[START]
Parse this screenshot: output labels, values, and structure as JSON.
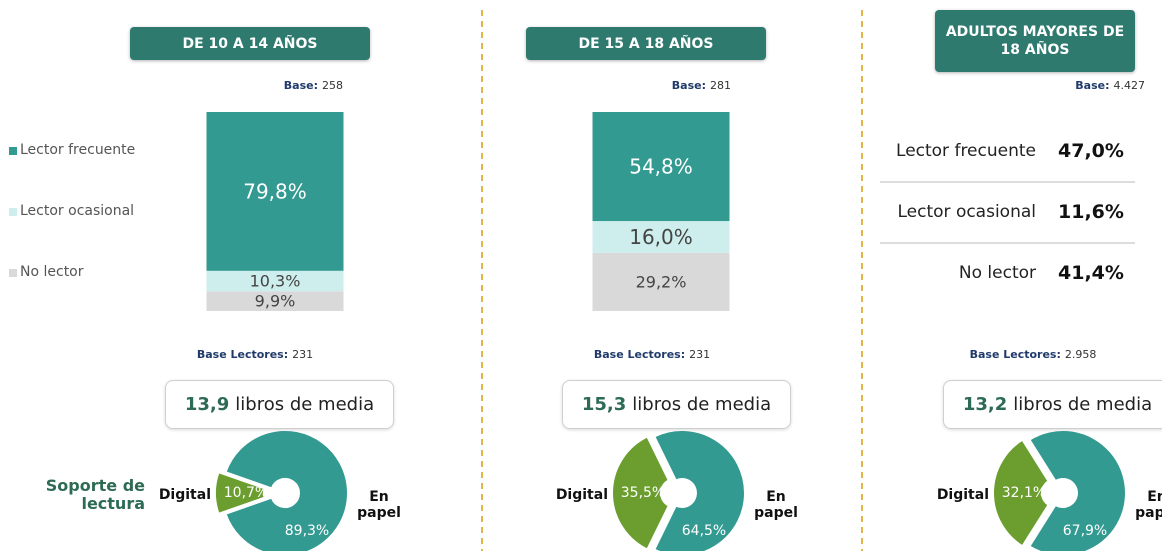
{
  "chart_data": [
    {
      "type": "stacked-bar",
      "categories": [
        "DE 10 A 14 AÑOS",
        "DE 15 A 18 AÑOS"
      ],
      "base_label": "Base:",
      "bases": [
        "258",
        "281"
      ],
      "ylim": [
        0,
        100
      ],
      "series": [
        {
          "name": "Lector frecuente",
          "color": "#339a91",
          "values": [
            79.8,
            54.8
          ],
          "value_labels": [
            "79,8%",
            "54,8%"
          ]
        },
        {
          "name": "Lector ocasional",
          "color": "#cdeeed",
          "values": [
            10.3,
            16.0
          ],
          "value_labels": [
            "10,3%",
            "16,0%"
          ]
        },
        {
          "name": "No lector",
          "color": "#d9d9d9",
          "values": [
            9.9,
            29.2
          ],
          "value_labels": [
            "9,9%",
            "29,2%"
          ]
        }
      ]
    },
    {
      "type": "table",
      "title": "ADULTOS MAYORES DE 18 AÑOS",
      "base_label": "Base:",
      "base": "4.427",
      "rows": [
        [
          "Lector frecuente",
          "47,0%"
        ],
        [
          "Lector ocasional",
          "11,6%"
        ],
        [
          "No lector",
          "41,4%"
        ]
      ]
    },
    {
      "type": "pie",
      "label": "Soporte de lectura",
      "base_label": "Base Lectores:",
      "base": "231",
      "mean": "13,9",
      "mean_text": "libros de media",
      "categories": [
        "Digital",
        "En papel"
      ],
      "colors": [
        "#6b9e2e",
        "#339a91"
      ],
      "values": [
        10.7,
        89.3
      ],
      "value_labels": [
        "10,7%",
        "89,3%"
      ]
    },
    {
      "type": "pie",
      "base_label": "Base Lectores:",
      "base": "231",
      "mean": "15,3",
      "mean_text": "libros de media",
      "categories": [
        "Digital",
        "En papel"
      ],
      "colors": [
        "#6b9e2e",
        "#339a91"
      ],
      "values": [
        35.5,
        64.5
      ],
      "value_labels": [
        "35,5%",
        "64,5%"
      ]
    },
    {
      "type": "pie",
      "base_label": "Base Lectores:",
      "base": "2.958",
      "mean": "13,2",
      "mean_text": "libros de media",
      "categories": [
        "Digital",
        "En papel"
      ],
      "colors": [
        "#6b9e2e",
        "#339a91"
      ],
      "values": [
        32.1,
        67.9
      ],
      "value_labels": [
        "32,1%",
        "67,9%"
      ]
    }
  ]
}
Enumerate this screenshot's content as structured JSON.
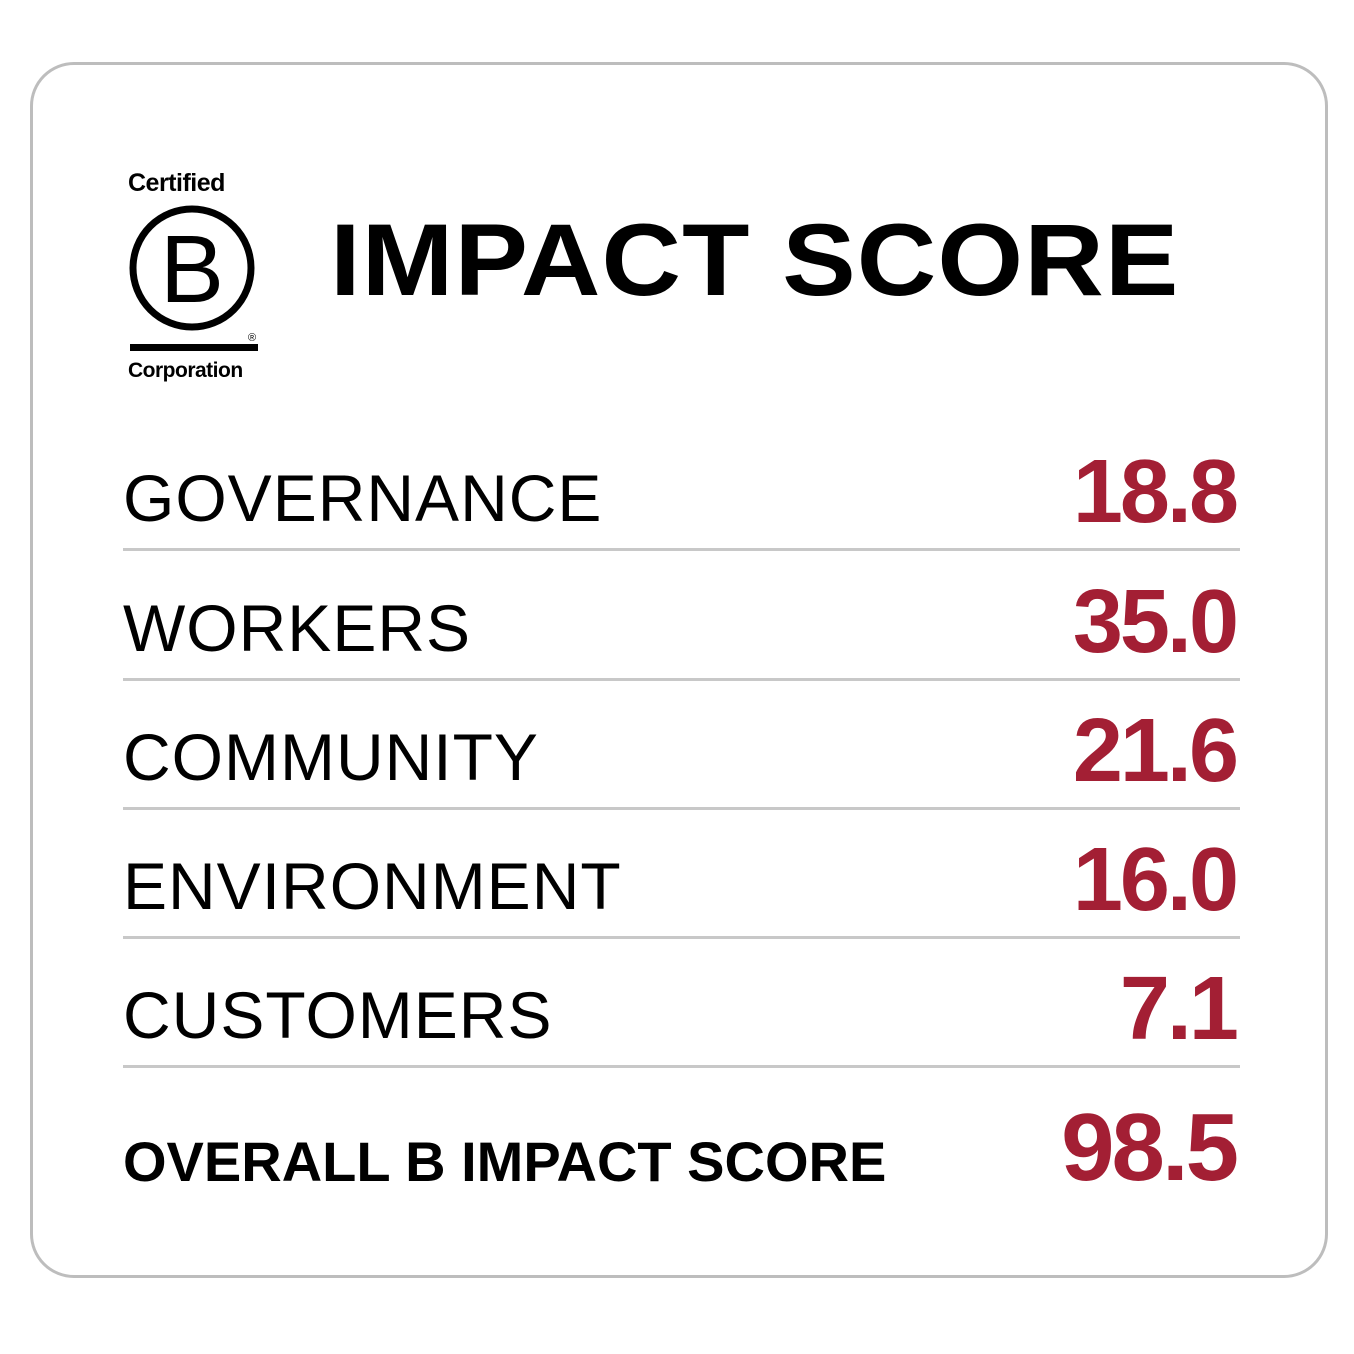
{
  "logo": {
    "top_text": "Certified",
    "letter": "B",
    "registered": "®",
    "bottom_text": "Corporation"
  },
  "title": "IMPACT SCORE",
  "scores": [
    {
      "label": "GOVERNANCE",
      "value": "18.8"
    },
    {
      "label": "WORKERS",
      "value": "35.0"
    },
    {
      "label": "COMMUNITY",
      "value": "21.6"
    },
    {
      "label": "ENVIRONMENT",
      "value": "16.0"
    },
    {
      "label": "CUSTOMERS",
      "value": "7.1"
    }
  ],
  "overall": {
    "label": "OVERALL B IMPACT SCORE",
    "value": "98.5"
  },
  "colors": {
    "accent": "#a31f34",
    "border": "#bdbdbd",
    "divider": "#c8c8c8",
    "text": "#000000"
  }
}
[END]
# Written task:
Reproduce the data verbatim. Do not carry any picture into the copy.

# Finished task:
Parse this screenshot: output labels, values, and structure as JSON.
{
  "chart_data": [
    {
      "type": "stacked-bar",
      "categories": [
        "DE 10 A 14 AÑOS",
        "DE 15 A 18 AÑOS"
      ],
      "base_label": "Base:",
      "bases": [
        "258",
        "281"
      ],
      "ylim": [
        0,
        100
      ],
      "series": [
        {
          "name": "Lector frecuente",
          "color": "#339a91",
          "values": [
            79.8,
            54.8
          ],
          "value_labels": [
            "79,8%",
            "54,8%"
          ]
        },
        {
          "name": "Lector ocasional",
          "color": "#cdeeed",
          "values": [
            10.3,
            16.0
          ],
          "value_labels": [
            "10,3%",
            "16,0%"
          ]
        },
        {
          "name": "No lector",
          "color": "#d9d9d9",
          "values": [
            9.9,
            29.2
          ],
          "value_labels": [
            "9,9%",
            "29,2%"
          ]
        }
      ]
    },
    {
      "type": "table",
      "title": "ADULTOS MAYORES DE 18 AÑOS",
      "base_label": "Base:",
      "base": "4.427",
      "rows": [
        [
          "Lector frecuente",
          "47,0%"
        ],
        [
          "Lector ocasional",
          "11,6%"
        ],
        [
          "No lector",
          "41,4%"
        ]
      ]
    },
    {
      "type": "pie",
      "label": "Soporte de lectura",
      "base_label": "Base Lectores:",
      "base": "231",
      "mean": "13,9",
      "mean_text": "libros de media",
      "categories": [
        "Digital",
        "En papel"
      ],
      "colors": [
        "#6b9e2e",
        "#339a91"
      ],
      "values": [
        10.7,
        89.3
      ],
      "value_labels": [
        "10,7%",
        "89,3%"
      ]
    },
    {
      "type": "pie",
      "base_label": "Base Lectores:",
      "base": "231",
      "mean": "15,3",
      "mean_text": "libros de media",
      "categories": [
        "Digital",
        "En papel"
      ],
      "colors": [
        "#6b9e2e",
        "#339a91"
      ],
      "values": [
        35.5,
        64.5
      ],
      "value_labels": [
        "35,5%",
        "64,5%"
      ]
    },
    {
      "type": "pie",
      "base_label": "Base Lectores:",
      "base": "2.958",
      "mean": "13,2",
      "mean_text": "libros de media",
      "categories": [
        "Digital",
        "En papel"
      ],
      "colors": [
        "#6b9e2e",
        "#339a91"
      ],
      "values": [
        32.1,
        67.9
      ],
      "value_labels": [
        "32,1%",
        "67,9%"
      ]
    }
  ]
}
Enumerate this screenshot's content as structured JSON.
{
  "logo": {
    "top_text": "Certified",
    "letter": "B",
    "registered": "®",
    "bottom_text": "Corporation"
  },
  "title": "IMPACT SCORE",
  "scores": [
    {
      "label": "GOVERNANCE",
      "value": "18.8"
    },
    {
      "label": "WORKERS",
      "value": "35.0"
    },
    {
      "label": "COMMUNITY",
      "value": "21.6"
    },
    {
      "label": "ENVIRONMENT",
      "value": "16.0"
    },
    {
      "label": "CUSTOMERS",
      "value": "7.1"
    }
  ],
  "overall": {
    "label": "OVERALL B IMPACT SCORE",
    "value": "98.5"
  },
  "colors": {
    "accent": "#a31f34",
    "border": "#bdbdbd",
    "divider": "#c8c8c8",
    "text": "#000000"
  }
}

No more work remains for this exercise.